**EXERCISE PROMPT**:
Echo back the lines starting with the line that contains "- bar: [711, 512, 753, 518]" and going on through the line that contains "- bar: [665, 480, 707, 518]", with no changes.
## begin
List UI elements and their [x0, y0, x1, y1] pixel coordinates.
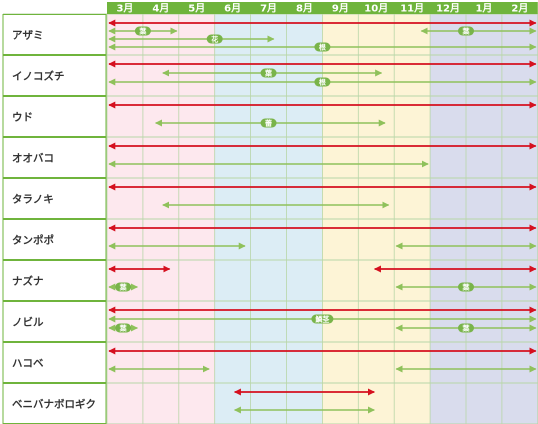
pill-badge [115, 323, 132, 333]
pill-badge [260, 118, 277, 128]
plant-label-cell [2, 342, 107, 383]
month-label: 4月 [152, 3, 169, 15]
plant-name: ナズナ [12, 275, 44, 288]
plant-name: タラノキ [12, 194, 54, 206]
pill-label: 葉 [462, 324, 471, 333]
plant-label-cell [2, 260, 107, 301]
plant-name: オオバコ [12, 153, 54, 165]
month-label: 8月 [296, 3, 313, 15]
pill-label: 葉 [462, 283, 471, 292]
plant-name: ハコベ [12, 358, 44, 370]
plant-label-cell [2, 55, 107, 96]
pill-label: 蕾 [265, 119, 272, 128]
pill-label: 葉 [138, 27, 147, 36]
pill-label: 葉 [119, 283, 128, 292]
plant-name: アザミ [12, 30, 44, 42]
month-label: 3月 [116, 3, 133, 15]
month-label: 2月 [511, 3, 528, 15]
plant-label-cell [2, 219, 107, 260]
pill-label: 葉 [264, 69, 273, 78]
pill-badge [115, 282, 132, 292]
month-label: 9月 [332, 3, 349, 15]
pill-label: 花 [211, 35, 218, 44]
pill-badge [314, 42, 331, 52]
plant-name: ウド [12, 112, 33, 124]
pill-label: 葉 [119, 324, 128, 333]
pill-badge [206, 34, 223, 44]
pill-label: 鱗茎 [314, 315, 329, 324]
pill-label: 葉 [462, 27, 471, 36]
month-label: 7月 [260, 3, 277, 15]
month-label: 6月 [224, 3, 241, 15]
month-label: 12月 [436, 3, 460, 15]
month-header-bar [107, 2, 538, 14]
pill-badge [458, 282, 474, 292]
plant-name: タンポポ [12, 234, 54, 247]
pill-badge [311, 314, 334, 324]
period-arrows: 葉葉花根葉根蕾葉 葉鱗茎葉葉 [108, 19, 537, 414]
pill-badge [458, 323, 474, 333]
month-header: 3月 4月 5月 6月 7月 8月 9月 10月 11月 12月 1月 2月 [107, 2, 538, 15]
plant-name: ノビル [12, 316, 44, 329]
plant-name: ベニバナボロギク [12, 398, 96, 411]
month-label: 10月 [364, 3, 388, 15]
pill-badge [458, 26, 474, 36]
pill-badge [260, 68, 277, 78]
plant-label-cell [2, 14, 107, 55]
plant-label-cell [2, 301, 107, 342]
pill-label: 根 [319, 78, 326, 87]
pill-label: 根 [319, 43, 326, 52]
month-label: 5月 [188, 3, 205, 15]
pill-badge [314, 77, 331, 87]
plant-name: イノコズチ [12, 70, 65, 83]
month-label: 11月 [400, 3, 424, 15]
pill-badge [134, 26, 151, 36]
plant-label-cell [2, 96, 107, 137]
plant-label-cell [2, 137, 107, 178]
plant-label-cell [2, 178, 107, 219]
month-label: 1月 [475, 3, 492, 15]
## end
## begin
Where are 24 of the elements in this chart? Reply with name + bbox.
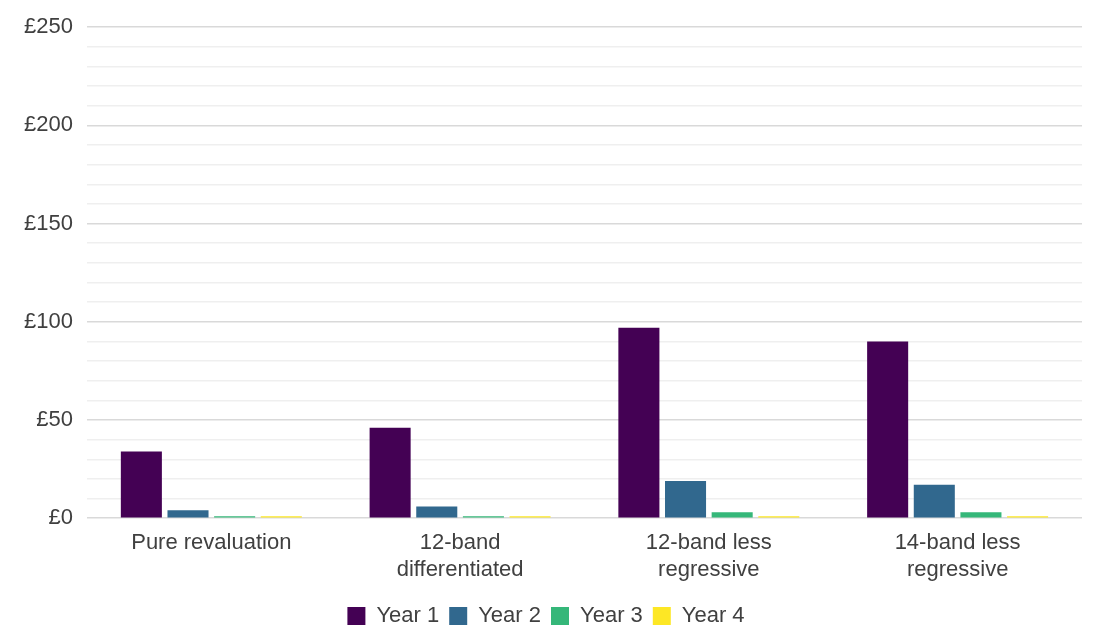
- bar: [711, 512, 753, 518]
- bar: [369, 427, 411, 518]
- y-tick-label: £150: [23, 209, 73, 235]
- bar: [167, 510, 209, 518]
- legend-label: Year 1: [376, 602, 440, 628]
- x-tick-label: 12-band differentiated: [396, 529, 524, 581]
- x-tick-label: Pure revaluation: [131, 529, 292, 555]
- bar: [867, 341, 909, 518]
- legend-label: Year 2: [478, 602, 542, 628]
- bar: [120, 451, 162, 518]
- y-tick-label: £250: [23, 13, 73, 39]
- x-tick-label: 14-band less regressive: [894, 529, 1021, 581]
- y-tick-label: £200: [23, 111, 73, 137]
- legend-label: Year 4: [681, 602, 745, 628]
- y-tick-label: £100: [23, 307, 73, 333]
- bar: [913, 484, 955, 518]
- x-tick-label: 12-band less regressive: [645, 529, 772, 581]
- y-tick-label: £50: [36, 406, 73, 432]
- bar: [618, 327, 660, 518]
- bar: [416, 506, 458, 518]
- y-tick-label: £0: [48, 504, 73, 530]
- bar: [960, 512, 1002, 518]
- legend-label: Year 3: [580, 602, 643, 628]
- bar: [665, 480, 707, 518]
## end
**SOLUTION FOR THIS TASK**:
- bar: [711, 512, 753, 518]
- bar: [369, 427, 411, 518]
- y-tick-label: £150: [23, 209, 73, 235]
- bar: [167, 510, 209, 518]
- legend-label: Year 1: [376, 602, 440, 628]
- x-tick-label: 12-band differentiated: [396, 529, 524, 581]
- x-tick-label: Pure revaluation: [131, 529, 292, 555]
- bar: [867, 341, 909, 518]
- legend-label: Year 2: [478, 602, 542, 628]
- bar: [120, 451, 162, 518]
- y-tick-label: £250: [23, 13, 73, 39]
- x-tick-label: 14-band less regressive: [894, 529, 1021, 581]
- y-tick-label: £200: [23, 111, 73, 137]
- legend-label: Year 4: [681, 602, 745, 628]
- y-tick-label: £100: [23, 307, 73, 333]
- bar: [913, 484, 955, 518]
- x-tick-label: 12-band less regressive: [645, 529, 772, 581]
- y-tick-label: £50: [36, 406, 73, 432]
- bar: [618, 327, 660, 518]
- bar: [416, 506, 458, 518]
- y-tick-label: £0: [48, 504, 73, 530]
- bar: [960, 512, 1002, 518]
- legend-label: Year 3: [580, 602, 643, 628]
- bar: [665, 480, 707, 518]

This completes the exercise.